GOAL:
State the number of lines in these records that include the word "年期国开债收益率演变情况", and add nothing to it.

RAW DATA:

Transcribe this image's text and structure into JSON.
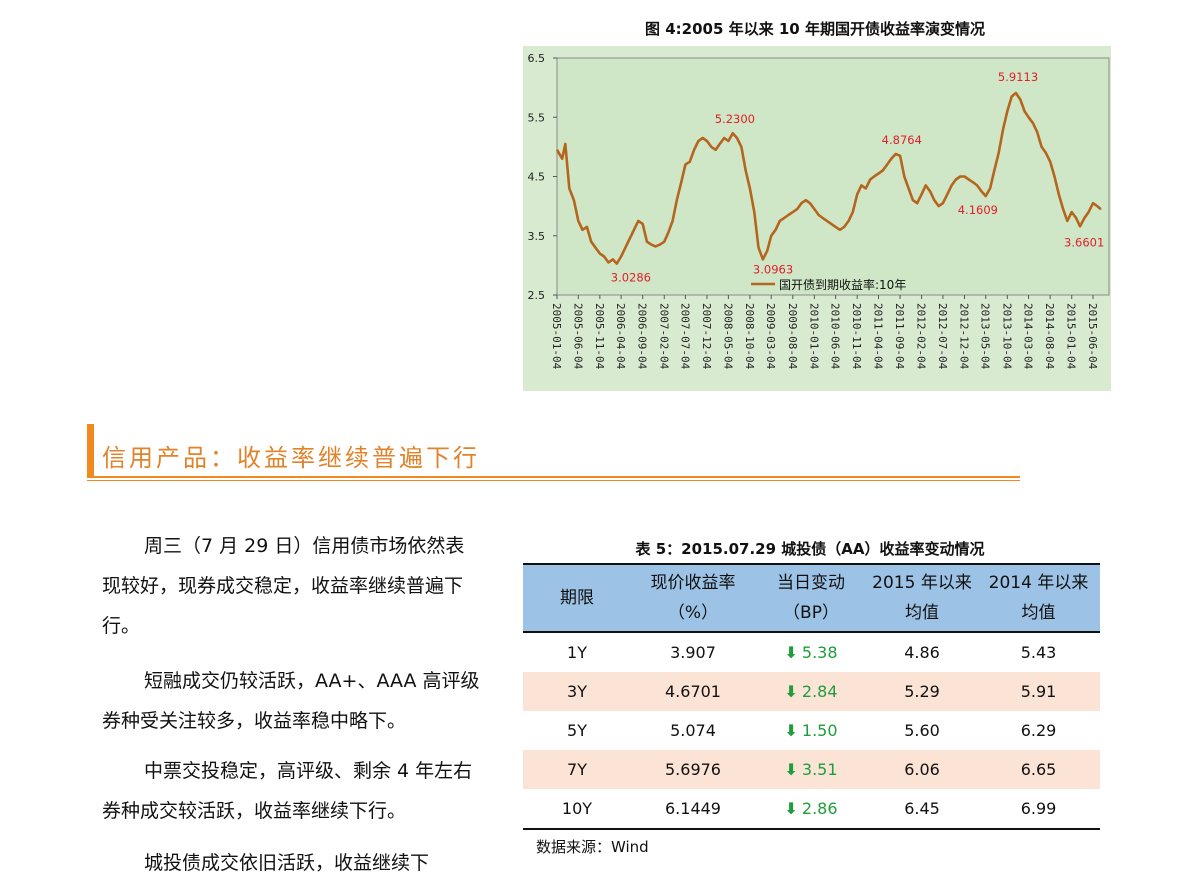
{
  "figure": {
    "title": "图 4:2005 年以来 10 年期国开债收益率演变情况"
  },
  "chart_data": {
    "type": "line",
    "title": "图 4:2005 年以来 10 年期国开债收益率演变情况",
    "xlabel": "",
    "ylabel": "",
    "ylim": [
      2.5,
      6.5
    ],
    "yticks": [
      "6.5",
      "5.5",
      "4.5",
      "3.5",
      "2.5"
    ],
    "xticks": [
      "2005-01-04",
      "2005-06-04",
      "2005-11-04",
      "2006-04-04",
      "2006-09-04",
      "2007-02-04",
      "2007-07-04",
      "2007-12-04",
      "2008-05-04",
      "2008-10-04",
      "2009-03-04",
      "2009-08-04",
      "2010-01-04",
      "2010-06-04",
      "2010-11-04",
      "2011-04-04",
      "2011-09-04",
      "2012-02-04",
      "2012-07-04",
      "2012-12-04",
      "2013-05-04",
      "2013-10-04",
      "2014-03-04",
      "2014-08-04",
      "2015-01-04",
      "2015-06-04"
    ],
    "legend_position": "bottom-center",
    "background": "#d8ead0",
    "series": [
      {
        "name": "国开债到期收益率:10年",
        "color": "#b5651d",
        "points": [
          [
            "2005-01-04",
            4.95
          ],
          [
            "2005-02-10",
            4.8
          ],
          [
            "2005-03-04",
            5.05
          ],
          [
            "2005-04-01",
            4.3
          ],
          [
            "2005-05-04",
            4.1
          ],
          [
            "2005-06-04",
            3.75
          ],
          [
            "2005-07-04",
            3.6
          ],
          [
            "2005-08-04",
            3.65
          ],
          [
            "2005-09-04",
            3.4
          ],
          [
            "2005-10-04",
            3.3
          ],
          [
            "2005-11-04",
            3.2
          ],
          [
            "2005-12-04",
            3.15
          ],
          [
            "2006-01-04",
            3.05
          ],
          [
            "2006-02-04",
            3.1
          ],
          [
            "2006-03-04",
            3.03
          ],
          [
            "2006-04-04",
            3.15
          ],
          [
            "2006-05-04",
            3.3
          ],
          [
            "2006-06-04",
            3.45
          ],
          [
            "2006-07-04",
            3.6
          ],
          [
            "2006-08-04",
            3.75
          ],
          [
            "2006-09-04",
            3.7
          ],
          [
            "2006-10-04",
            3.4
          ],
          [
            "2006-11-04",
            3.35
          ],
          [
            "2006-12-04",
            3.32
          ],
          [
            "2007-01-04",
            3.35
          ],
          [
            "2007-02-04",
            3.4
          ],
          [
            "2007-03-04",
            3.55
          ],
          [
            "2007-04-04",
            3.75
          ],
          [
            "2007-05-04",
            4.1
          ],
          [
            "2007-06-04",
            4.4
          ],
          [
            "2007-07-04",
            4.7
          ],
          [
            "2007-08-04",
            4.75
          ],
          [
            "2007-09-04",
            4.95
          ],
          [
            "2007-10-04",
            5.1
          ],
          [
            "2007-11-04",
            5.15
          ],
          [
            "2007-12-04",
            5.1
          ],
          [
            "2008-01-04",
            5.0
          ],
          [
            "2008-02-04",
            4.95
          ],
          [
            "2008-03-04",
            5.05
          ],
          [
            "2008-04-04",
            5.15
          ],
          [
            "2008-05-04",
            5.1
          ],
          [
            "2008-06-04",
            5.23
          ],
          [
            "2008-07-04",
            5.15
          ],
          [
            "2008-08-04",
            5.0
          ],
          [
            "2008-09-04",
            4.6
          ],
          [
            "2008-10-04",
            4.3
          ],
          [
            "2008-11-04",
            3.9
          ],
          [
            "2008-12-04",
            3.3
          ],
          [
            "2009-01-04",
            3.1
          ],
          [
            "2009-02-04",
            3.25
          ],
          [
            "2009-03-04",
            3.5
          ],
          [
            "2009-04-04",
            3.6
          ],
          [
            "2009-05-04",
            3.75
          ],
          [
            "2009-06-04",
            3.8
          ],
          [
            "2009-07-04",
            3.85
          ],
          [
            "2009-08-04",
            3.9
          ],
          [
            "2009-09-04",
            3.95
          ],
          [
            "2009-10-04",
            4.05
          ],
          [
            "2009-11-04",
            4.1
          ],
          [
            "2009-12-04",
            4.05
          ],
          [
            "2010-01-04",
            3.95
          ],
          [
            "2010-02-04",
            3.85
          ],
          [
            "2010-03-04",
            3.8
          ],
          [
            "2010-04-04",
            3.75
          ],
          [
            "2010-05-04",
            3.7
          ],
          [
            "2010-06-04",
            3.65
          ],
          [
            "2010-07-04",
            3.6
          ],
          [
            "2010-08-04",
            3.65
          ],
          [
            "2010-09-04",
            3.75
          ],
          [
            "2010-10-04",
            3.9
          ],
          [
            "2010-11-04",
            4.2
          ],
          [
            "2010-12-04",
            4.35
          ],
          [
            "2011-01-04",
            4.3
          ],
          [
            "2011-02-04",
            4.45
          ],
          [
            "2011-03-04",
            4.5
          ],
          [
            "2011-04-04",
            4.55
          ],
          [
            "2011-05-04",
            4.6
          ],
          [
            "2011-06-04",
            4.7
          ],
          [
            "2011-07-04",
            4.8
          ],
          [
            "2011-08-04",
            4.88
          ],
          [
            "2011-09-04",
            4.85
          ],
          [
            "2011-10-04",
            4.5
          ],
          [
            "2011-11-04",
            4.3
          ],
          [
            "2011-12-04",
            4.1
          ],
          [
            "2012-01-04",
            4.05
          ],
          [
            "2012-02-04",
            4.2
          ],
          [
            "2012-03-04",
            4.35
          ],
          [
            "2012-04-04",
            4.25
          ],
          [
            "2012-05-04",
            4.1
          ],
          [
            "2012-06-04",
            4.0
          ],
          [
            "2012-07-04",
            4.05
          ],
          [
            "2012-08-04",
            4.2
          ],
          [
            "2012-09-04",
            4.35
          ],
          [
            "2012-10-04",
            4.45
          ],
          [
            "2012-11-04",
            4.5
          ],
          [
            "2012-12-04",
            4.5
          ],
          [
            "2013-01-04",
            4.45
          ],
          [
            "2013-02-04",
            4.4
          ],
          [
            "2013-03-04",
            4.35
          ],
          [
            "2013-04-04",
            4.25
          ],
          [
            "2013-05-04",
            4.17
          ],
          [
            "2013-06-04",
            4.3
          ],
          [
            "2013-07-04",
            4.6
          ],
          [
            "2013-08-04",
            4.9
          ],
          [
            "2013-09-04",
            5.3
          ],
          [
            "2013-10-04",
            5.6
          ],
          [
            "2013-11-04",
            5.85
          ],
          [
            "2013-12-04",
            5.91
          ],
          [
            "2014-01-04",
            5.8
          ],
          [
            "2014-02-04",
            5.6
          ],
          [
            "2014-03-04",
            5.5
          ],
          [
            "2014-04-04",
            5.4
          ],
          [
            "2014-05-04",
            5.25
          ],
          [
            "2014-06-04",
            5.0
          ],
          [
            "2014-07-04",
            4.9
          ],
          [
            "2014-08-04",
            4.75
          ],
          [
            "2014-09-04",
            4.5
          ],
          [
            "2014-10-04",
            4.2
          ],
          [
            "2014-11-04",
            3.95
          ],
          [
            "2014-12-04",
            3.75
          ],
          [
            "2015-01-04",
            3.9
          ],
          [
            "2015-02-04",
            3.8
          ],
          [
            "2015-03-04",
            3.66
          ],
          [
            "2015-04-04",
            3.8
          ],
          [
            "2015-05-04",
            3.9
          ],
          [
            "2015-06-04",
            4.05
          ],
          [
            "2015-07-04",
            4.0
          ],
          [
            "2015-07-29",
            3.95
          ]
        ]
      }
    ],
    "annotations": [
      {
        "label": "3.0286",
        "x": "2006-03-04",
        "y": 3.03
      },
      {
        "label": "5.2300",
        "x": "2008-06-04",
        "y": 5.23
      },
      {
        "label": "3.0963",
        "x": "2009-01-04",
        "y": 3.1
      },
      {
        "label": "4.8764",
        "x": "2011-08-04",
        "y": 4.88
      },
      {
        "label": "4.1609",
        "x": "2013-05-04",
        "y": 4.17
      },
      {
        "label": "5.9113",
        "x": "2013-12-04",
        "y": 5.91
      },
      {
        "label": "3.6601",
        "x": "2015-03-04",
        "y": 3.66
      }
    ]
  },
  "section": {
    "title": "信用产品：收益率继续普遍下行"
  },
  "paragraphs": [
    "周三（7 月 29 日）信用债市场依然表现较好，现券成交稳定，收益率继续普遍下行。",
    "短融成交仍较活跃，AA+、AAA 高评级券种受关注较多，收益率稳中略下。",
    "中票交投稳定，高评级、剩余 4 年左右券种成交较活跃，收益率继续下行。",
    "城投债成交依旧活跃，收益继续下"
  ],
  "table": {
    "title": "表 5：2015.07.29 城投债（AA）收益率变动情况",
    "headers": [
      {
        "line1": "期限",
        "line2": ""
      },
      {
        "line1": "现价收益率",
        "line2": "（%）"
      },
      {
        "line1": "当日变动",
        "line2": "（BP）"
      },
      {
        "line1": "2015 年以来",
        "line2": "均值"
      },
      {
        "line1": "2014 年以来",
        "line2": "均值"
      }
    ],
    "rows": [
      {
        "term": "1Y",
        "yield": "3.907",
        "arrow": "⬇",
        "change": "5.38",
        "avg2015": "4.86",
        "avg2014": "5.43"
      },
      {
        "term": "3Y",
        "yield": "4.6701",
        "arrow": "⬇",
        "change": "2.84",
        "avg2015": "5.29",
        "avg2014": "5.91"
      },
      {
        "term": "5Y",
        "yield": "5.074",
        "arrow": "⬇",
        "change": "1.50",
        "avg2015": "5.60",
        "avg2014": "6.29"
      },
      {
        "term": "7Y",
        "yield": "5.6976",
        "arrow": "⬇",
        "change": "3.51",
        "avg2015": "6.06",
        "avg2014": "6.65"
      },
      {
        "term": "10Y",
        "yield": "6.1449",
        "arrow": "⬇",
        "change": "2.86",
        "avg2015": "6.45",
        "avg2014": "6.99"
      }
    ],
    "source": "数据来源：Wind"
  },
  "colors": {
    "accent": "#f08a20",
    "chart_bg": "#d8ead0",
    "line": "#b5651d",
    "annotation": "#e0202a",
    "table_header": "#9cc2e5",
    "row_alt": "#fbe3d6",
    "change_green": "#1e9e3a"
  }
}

THE OUTPUT:
2